• TASK DIRECTIONS: Search the data for the word "Public" and copy every line where it occurs.

• THE RECORDS:
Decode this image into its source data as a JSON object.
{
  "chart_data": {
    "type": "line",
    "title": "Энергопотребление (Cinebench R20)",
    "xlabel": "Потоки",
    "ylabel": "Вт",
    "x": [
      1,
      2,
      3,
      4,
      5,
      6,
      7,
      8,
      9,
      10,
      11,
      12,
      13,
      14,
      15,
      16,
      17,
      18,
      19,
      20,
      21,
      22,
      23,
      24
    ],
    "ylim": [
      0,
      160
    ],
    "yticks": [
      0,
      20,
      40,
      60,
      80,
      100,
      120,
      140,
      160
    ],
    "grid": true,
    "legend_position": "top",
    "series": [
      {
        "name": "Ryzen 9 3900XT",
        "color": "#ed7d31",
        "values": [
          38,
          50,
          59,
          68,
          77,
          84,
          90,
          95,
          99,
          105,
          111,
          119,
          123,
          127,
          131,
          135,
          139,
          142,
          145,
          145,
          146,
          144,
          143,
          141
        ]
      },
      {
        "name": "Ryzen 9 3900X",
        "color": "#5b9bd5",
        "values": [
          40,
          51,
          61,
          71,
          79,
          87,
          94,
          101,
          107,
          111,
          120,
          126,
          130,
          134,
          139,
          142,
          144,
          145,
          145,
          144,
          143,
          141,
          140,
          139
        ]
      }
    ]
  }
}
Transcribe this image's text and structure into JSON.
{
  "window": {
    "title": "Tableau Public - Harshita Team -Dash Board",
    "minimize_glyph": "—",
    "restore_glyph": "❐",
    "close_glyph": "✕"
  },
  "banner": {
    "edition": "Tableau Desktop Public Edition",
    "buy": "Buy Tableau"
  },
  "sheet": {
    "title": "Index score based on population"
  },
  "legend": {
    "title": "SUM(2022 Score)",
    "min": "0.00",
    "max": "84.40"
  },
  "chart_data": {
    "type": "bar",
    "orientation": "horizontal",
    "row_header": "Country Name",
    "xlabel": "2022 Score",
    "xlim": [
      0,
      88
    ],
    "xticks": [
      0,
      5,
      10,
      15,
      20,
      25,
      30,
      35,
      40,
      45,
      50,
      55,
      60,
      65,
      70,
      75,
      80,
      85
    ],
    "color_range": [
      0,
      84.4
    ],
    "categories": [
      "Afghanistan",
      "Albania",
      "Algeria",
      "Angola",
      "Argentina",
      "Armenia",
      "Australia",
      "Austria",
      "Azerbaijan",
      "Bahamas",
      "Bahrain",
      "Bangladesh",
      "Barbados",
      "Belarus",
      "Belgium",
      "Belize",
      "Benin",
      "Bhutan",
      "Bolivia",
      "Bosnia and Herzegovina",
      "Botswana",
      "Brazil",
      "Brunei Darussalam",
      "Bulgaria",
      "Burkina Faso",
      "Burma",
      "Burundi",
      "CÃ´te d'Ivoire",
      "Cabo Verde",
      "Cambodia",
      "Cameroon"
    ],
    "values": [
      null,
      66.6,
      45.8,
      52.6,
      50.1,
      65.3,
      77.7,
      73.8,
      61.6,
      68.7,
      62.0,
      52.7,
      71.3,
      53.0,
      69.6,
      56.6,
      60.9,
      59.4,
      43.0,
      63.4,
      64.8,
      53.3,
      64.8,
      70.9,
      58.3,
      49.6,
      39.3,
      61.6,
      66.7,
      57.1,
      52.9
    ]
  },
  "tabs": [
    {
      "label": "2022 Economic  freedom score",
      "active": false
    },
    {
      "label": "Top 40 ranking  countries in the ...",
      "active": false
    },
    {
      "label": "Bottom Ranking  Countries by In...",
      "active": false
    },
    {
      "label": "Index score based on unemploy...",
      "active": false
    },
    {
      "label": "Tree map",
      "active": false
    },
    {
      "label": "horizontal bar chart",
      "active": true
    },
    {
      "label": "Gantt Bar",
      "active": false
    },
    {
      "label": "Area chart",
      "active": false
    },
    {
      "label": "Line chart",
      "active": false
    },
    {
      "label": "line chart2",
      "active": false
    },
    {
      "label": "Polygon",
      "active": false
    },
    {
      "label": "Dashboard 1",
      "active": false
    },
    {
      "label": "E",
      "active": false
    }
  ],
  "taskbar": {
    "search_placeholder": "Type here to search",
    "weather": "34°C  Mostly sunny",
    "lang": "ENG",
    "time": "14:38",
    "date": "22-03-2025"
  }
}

• EXERCISE RESPONSE:
    "title": "Tableau Public - Harshita Team -Dash Board",
    "edition": "Tableau Desktop Public Edition",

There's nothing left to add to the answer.